━━━━━ Information provided
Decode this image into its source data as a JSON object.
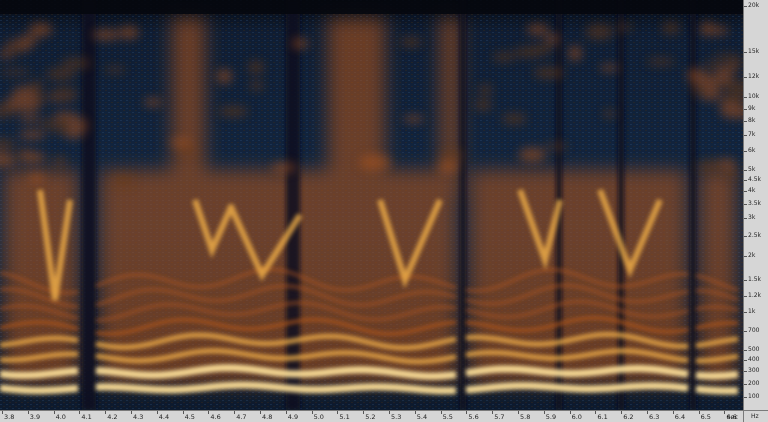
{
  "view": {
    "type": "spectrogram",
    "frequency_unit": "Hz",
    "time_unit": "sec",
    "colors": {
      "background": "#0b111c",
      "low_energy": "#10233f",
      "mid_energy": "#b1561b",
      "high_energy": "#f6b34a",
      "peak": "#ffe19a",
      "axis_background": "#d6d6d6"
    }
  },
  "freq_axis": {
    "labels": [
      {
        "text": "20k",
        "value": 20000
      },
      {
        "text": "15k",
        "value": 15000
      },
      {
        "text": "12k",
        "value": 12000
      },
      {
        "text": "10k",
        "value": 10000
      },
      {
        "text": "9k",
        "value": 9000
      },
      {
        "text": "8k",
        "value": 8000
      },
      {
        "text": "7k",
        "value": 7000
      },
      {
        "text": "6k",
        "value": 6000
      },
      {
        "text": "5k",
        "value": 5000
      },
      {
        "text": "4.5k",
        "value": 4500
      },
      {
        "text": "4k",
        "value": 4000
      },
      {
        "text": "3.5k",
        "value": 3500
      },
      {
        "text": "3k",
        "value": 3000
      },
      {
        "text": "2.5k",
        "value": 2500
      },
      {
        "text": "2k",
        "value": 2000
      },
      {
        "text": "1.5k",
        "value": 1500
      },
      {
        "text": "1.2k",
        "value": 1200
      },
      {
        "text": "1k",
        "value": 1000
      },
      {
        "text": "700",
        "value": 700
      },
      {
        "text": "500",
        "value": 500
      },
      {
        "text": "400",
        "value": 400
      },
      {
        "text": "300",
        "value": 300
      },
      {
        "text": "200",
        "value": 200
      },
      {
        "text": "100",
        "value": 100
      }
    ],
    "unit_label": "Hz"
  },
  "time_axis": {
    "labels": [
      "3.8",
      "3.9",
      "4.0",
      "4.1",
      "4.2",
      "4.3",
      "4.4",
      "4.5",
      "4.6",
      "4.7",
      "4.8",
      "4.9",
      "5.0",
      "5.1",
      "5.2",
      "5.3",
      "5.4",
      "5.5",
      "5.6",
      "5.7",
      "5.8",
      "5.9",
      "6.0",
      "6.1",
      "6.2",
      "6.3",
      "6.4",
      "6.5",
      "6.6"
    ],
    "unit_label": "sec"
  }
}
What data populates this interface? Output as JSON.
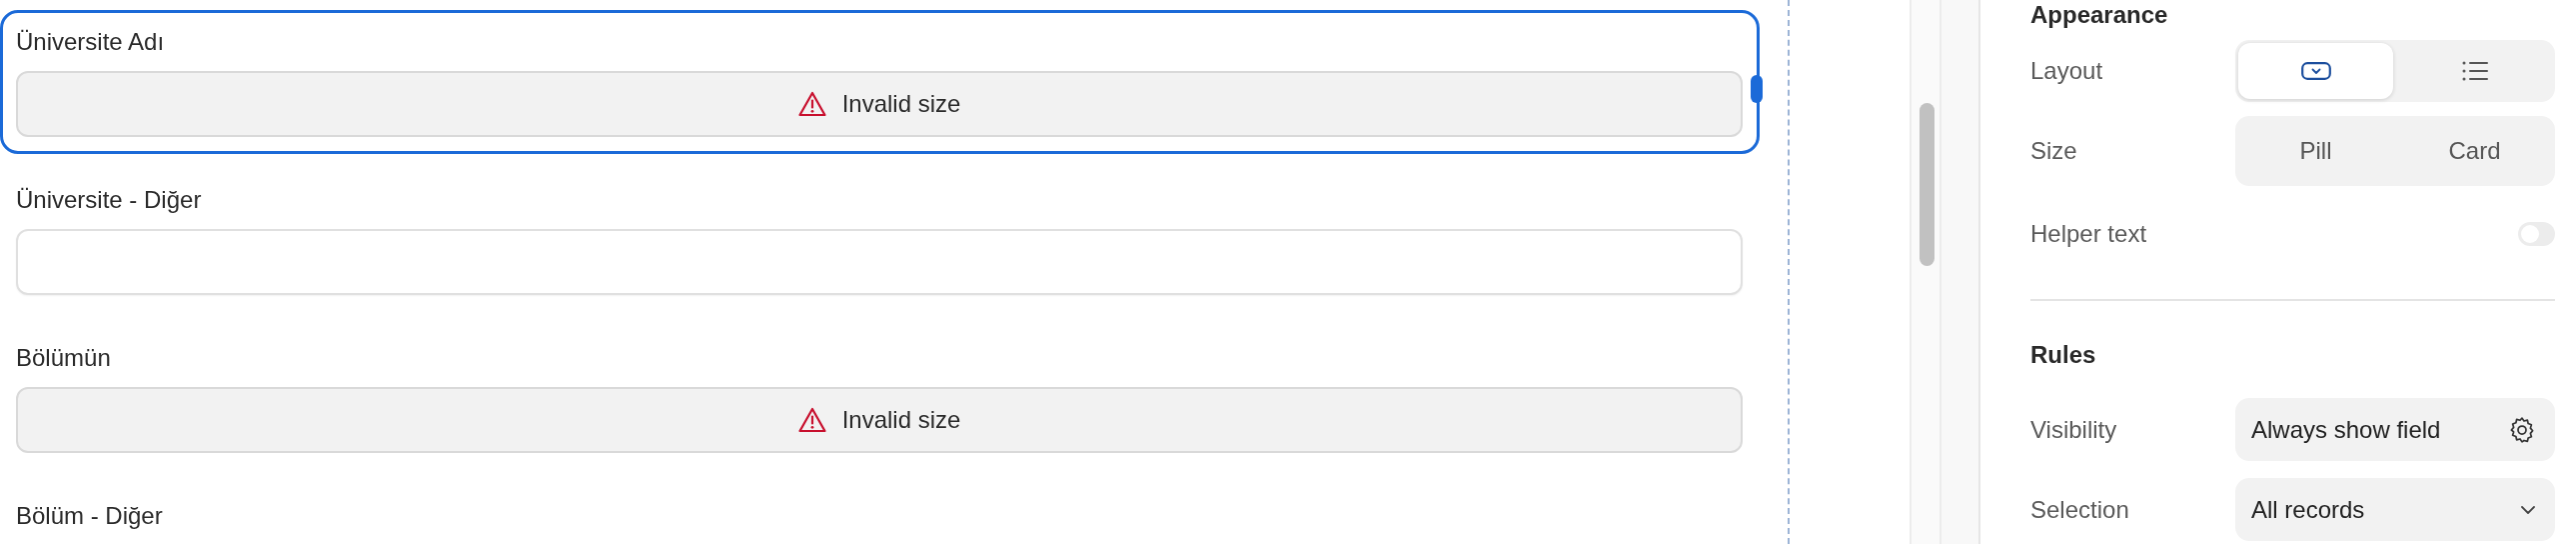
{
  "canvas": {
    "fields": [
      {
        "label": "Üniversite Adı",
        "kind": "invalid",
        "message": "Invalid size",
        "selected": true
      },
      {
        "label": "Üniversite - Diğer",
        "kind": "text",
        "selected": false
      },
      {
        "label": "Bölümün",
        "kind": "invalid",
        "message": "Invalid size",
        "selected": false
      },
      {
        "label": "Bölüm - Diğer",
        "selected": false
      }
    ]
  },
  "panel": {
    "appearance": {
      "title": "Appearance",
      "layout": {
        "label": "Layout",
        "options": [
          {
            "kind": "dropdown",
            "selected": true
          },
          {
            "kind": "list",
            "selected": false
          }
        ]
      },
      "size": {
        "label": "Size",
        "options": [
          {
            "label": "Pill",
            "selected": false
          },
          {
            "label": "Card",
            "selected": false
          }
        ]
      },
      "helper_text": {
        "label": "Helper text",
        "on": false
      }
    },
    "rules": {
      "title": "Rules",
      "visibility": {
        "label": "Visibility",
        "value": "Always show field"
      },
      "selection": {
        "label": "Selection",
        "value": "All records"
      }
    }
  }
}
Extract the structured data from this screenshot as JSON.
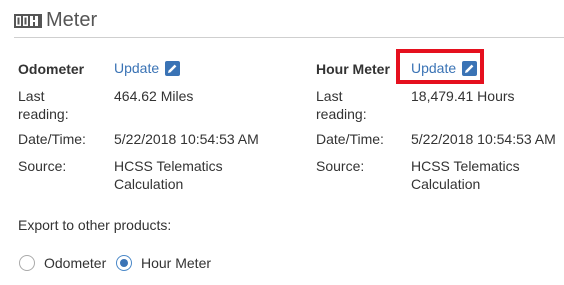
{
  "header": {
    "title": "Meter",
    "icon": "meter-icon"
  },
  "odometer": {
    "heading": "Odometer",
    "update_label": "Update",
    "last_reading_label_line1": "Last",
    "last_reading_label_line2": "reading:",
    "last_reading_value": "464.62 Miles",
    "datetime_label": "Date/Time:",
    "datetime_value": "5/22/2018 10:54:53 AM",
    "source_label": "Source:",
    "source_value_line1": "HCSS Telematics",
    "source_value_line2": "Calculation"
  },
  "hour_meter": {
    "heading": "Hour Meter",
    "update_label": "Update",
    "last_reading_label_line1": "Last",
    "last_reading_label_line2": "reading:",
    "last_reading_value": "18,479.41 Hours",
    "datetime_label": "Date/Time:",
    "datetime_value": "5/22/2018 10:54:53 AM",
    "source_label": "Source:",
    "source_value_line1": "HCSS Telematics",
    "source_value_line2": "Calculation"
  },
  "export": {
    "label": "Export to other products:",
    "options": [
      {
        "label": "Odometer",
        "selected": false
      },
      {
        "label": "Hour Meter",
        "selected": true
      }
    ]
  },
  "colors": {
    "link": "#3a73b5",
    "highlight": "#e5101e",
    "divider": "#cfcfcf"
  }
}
━━━━━━━━━━
━━━━━ Information provided
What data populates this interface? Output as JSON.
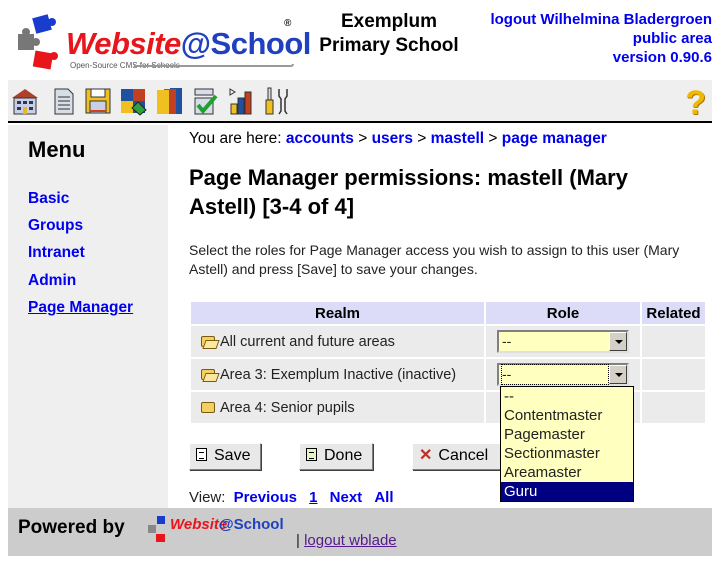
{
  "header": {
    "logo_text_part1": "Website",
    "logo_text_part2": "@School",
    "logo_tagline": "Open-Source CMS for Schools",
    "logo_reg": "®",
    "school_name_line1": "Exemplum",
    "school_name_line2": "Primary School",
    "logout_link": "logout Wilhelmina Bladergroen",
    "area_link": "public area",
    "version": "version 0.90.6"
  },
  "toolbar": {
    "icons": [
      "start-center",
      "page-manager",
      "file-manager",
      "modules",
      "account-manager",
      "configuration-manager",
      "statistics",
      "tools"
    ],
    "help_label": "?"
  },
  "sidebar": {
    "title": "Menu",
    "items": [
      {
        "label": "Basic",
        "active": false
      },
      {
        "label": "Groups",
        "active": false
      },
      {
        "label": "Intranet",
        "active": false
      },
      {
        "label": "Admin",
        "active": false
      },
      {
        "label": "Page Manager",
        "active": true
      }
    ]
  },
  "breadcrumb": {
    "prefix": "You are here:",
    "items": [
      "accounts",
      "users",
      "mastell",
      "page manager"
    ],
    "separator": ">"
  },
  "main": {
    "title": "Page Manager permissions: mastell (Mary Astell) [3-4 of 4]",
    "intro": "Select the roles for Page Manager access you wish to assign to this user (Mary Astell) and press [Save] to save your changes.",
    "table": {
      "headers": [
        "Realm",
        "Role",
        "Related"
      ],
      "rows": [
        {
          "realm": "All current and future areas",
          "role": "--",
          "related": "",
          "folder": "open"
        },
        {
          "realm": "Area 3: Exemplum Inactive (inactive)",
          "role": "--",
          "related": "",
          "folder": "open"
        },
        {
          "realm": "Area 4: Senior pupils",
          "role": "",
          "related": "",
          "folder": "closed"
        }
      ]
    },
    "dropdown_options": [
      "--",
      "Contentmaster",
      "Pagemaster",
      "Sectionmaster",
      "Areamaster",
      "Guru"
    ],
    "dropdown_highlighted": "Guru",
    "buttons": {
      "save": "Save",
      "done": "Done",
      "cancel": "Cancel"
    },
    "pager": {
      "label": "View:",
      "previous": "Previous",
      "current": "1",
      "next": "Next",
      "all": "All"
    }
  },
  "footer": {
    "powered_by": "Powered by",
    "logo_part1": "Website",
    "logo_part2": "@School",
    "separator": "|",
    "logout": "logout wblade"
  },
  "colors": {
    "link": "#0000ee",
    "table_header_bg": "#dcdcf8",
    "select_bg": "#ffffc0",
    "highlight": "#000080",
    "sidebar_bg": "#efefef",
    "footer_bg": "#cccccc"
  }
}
━━━━━━━━━━
▶ **Exercise task**: Copy in full each line that holds the word "kind".

▶ **Solution**:
        "kind": "invalid",
        "kind": "text",
        "kind": "invalid",
            "kind": "dropdown",
            "kind": "list",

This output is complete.